Start of RECORDED INFORMATION
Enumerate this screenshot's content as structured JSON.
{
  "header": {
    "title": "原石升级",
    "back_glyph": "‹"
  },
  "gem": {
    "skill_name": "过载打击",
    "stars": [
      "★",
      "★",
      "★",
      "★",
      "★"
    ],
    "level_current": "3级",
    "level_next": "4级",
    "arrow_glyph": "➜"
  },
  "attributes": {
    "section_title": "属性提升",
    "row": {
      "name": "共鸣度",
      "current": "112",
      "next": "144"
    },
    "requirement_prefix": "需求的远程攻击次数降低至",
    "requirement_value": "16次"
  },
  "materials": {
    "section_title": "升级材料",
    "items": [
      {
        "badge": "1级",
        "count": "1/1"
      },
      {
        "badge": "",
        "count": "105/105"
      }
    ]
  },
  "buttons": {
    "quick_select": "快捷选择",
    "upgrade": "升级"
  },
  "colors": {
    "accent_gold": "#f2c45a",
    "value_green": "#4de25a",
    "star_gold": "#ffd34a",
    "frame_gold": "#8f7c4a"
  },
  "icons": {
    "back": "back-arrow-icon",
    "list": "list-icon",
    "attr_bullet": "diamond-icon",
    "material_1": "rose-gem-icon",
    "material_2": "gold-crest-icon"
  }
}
End of RECORDED INFORMATION
Each of the records should be retyped exactly.

Enumerate this screenshot's content as structured JSON.
{
  "header": {
    "title": "原石升级",
    "back_glyph": "‹"
  },
  "gem": {
    "skill_name": "过载打击",
    "stars": [
      "★",
      "★",
      "★",
      "★",
      "★"
    ],
    "level_current": "3级",
    "level_next": "4级",
    "arrow_glyph": "➜"
  },
  "attributes": {
    "section_title": "属性提升",
    "row": {
      "name": "共鸣度",
      "current": "112",
      "next": "144"
    },
    "requirement_prefix": "需求的远程攻击次数降低至",
    "requirement_value": "16次"
  },
  "materials": {
    "section_title": "升级材料",
    "items": [
      {
        "badge": "1级",
        "count": "1/1"
      },
      {
        "badge": "",
        "count": "105/105"
      }
    ]
  },
  "buttons": {
    "quick_select": "快捷选择",
    "upgrade": "升级"
  },
  "colors": {
    "accent_gold": "#f2c45a",
    "value_green": "#4de25a",
    "star_gold": "#ffd34a",
    "frame_gold": "#8f7c4a"
  },
  "icons": {
    "back": "back-arrow-icon",
    "list": "list-icon",
    "attr_bullet": "diamond-icon",
    "material_1": "rose-gem-icon",
    "material_2": "gold-crest-icon"
  }
}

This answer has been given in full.